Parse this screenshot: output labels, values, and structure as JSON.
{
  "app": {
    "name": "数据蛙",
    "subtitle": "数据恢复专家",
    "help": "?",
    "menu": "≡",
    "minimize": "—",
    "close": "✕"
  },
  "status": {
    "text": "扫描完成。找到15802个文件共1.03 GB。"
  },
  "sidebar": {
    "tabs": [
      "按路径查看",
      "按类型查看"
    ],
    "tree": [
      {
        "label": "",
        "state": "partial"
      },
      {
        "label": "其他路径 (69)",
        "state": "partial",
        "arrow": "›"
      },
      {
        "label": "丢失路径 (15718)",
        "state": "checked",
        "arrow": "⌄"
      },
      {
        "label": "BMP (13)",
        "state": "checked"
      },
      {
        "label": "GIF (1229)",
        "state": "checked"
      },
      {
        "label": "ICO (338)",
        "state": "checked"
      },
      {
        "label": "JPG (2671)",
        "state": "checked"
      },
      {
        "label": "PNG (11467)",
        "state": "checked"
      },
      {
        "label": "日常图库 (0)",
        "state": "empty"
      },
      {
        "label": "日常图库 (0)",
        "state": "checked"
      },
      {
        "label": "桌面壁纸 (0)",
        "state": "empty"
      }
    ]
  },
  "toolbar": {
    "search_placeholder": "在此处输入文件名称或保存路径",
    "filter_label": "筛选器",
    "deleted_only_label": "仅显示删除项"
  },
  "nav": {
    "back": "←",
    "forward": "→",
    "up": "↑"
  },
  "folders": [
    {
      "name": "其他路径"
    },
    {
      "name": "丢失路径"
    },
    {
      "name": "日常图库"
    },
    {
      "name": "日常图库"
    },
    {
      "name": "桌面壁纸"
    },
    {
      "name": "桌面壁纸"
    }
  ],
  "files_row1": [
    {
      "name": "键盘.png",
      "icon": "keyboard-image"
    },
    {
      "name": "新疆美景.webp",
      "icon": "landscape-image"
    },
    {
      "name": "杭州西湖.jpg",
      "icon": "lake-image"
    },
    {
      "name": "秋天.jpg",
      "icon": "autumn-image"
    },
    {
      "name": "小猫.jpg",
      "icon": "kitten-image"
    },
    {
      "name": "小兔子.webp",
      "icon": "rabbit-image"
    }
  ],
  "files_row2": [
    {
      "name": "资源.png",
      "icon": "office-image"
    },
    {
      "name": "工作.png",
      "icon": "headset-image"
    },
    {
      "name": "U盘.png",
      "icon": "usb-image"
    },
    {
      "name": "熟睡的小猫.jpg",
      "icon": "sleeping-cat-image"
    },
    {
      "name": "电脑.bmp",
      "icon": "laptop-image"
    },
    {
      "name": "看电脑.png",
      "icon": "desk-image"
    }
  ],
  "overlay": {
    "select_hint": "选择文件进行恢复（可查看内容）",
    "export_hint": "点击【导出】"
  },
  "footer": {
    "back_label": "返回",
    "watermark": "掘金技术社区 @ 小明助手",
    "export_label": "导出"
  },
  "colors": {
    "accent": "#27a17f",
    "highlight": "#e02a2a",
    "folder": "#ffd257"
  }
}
...
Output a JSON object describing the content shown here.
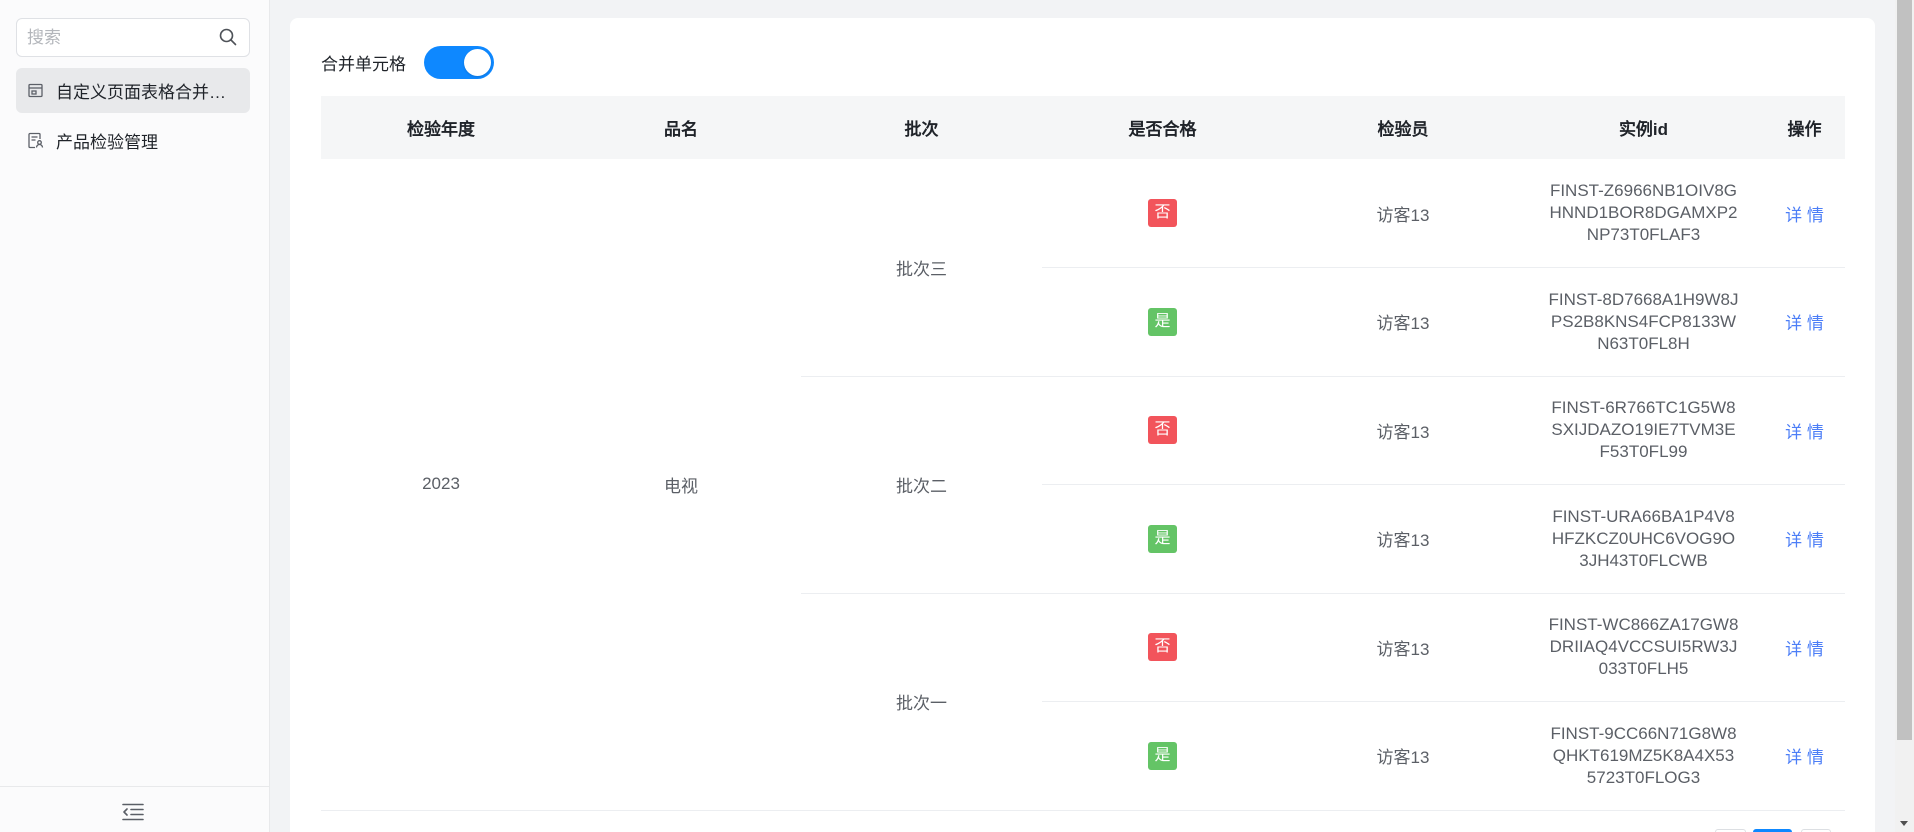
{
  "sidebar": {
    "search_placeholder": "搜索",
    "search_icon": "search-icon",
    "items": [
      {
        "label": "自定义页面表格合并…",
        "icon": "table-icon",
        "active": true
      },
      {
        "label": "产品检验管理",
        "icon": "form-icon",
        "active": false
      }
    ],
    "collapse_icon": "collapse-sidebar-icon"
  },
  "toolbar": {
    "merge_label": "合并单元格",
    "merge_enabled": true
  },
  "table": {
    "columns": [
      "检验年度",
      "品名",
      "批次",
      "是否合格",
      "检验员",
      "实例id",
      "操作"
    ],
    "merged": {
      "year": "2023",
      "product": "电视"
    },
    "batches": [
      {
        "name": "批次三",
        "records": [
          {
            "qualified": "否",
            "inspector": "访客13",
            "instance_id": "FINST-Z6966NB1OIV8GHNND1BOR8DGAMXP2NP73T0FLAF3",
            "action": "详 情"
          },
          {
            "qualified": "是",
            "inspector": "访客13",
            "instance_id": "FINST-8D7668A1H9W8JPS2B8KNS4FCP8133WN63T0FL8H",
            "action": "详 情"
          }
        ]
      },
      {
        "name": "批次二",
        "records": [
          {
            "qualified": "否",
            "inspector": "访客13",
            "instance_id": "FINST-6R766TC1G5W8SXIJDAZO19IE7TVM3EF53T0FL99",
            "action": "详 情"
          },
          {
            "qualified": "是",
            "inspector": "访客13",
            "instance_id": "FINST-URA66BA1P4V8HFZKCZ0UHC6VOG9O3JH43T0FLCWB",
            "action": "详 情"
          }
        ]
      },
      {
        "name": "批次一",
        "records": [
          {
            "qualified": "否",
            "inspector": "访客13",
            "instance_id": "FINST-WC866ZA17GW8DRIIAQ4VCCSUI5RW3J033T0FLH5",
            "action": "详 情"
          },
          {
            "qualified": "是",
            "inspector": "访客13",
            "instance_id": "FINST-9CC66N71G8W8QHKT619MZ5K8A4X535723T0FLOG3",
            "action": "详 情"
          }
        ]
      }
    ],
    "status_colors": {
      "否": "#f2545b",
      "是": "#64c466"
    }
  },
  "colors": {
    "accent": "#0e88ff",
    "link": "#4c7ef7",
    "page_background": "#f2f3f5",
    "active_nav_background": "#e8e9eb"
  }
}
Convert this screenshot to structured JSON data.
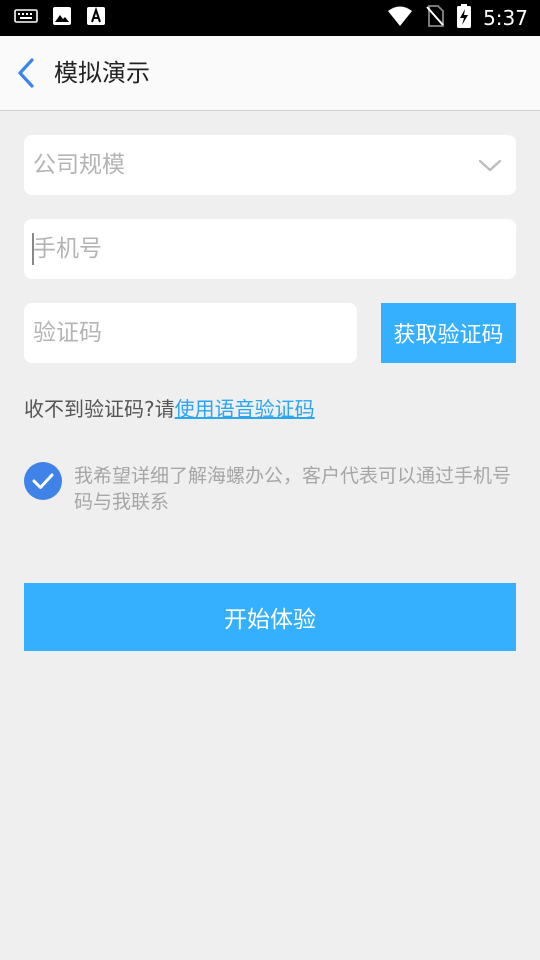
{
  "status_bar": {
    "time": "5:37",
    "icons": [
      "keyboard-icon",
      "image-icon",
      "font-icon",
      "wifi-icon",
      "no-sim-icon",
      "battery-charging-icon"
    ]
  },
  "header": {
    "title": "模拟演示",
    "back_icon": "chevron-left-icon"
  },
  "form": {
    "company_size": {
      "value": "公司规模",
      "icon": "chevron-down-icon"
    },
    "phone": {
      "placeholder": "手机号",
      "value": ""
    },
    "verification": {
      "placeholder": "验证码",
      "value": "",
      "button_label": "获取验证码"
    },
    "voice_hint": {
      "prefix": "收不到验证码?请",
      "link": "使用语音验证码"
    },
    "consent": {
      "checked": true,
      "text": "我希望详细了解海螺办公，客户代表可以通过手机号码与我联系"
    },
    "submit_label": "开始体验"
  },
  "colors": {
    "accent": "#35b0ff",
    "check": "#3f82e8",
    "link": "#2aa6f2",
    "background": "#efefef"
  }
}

▶ OBJECTIVE
In the entries above, find lines with "true" and copy each.

▶ WRITTEN RESPONSE
        "active": true
    "merge_enabled": true
      "checked": true,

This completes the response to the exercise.